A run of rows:
- - - - -
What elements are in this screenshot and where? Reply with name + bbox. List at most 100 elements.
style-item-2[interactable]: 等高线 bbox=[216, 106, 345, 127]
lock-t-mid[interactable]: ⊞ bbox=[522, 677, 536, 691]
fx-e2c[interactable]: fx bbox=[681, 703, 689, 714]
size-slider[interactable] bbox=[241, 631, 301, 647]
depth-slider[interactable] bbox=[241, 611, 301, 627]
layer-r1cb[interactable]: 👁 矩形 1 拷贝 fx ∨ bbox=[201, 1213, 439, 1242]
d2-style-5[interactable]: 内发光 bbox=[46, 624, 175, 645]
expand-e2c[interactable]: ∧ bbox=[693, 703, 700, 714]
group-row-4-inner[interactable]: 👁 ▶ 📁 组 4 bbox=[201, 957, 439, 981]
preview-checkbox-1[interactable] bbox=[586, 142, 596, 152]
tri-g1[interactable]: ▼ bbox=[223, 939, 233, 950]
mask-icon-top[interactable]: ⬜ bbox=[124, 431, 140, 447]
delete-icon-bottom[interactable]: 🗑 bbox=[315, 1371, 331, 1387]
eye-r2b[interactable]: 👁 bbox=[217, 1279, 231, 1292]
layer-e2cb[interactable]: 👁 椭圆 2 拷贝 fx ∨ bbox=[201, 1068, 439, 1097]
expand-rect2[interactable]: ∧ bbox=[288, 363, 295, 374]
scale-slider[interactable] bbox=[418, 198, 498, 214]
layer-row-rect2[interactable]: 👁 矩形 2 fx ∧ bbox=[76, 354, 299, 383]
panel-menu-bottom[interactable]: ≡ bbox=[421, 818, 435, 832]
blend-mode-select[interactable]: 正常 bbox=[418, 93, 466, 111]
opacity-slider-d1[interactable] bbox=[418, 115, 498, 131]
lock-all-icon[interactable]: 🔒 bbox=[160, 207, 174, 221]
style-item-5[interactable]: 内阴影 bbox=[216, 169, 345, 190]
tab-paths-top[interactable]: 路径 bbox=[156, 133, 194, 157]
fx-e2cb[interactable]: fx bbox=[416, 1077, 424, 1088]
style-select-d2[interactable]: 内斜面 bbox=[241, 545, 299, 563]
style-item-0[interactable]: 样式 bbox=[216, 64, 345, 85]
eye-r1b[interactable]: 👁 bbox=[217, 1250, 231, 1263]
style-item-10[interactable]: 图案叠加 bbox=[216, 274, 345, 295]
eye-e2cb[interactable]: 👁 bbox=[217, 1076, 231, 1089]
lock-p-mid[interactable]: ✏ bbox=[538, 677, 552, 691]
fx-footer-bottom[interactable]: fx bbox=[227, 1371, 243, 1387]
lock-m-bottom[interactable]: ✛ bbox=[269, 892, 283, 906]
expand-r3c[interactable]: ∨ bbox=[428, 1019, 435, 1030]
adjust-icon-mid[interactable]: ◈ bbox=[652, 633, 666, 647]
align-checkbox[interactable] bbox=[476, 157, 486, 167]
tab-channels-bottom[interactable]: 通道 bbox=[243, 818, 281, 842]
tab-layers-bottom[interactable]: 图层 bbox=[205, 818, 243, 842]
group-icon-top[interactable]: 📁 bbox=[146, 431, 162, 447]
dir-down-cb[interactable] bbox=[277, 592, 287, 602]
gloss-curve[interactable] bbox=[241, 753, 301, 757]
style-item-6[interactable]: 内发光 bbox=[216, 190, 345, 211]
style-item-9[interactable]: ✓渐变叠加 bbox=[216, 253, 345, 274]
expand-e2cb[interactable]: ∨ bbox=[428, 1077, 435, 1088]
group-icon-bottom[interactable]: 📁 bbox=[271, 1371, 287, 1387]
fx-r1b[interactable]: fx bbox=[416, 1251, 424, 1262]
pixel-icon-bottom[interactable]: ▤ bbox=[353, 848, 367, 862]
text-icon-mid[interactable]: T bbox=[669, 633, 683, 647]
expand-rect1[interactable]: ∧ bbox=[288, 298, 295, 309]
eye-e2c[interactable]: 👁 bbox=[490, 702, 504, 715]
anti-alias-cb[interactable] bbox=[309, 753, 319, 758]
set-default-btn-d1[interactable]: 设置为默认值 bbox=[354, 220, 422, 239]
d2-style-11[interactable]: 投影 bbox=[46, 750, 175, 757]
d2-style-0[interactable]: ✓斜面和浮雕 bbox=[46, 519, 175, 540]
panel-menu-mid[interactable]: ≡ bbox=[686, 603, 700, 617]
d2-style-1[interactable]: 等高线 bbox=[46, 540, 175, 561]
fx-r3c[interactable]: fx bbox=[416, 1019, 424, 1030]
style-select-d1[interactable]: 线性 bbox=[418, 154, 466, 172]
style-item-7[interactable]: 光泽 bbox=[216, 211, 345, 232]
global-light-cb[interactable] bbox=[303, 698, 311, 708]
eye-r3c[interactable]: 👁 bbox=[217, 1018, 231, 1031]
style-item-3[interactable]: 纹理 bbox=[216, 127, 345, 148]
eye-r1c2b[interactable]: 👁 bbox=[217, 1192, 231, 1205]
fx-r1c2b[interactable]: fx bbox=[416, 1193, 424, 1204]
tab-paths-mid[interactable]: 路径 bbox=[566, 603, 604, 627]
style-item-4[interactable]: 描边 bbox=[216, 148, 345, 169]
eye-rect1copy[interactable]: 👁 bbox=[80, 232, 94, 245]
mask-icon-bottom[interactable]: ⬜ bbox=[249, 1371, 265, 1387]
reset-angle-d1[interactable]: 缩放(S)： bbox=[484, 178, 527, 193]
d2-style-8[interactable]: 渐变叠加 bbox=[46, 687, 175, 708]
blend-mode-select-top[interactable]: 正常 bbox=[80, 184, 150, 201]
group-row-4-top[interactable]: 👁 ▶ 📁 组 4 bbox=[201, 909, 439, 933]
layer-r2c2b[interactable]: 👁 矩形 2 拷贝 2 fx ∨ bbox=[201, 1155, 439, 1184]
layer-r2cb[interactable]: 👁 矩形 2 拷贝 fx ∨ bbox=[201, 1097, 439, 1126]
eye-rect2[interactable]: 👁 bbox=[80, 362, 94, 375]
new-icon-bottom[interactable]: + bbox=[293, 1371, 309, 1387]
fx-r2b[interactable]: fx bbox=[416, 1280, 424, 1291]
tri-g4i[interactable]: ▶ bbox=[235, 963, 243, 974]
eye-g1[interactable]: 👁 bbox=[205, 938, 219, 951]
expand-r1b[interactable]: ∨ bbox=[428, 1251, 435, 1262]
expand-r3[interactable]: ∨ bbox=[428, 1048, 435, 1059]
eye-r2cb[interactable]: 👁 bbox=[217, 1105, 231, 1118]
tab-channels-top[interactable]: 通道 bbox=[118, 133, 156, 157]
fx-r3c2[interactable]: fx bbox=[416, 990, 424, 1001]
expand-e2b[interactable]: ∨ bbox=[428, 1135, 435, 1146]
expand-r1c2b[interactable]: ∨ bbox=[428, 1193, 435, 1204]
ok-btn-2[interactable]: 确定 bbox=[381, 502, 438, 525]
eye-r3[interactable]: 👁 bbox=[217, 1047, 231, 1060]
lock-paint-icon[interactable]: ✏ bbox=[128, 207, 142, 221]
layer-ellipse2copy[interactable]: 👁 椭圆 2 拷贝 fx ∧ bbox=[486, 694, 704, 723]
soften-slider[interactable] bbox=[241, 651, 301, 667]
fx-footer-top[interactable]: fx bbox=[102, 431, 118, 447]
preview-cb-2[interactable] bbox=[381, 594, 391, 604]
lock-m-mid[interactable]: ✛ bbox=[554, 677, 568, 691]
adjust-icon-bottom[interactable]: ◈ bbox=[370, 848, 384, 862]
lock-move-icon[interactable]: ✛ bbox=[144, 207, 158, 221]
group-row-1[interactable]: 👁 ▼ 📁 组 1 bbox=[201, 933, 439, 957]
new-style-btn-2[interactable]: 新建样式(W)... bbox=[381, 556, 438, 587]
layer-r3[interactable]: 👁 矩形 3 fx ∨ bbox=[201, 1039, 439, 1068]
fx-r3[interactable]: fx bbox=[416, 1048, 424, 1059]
- - - - -
» TASK STATEMENT
Extract, without any alteration, the lines of the rows above from the first line through the line containing "size-slider[interactable] bbox=[241, 631, 301, 647]", including both of these lines.

» THE RESPONSE
What elements are in this screenshot and where? Reply with name + bbox. List at most 100 elements.
style-item-2[interactable]: 等高线 bbox=[216, 106, 345, 127]
lock-t-mid[interactable]: ⊞ bbox=[522, 677, 536, 691]
fx-e2c[interactable]: fx bbox=[681, 703, 689, 714]
size-slider[interactable] bbox=[241, 631, 301, 647]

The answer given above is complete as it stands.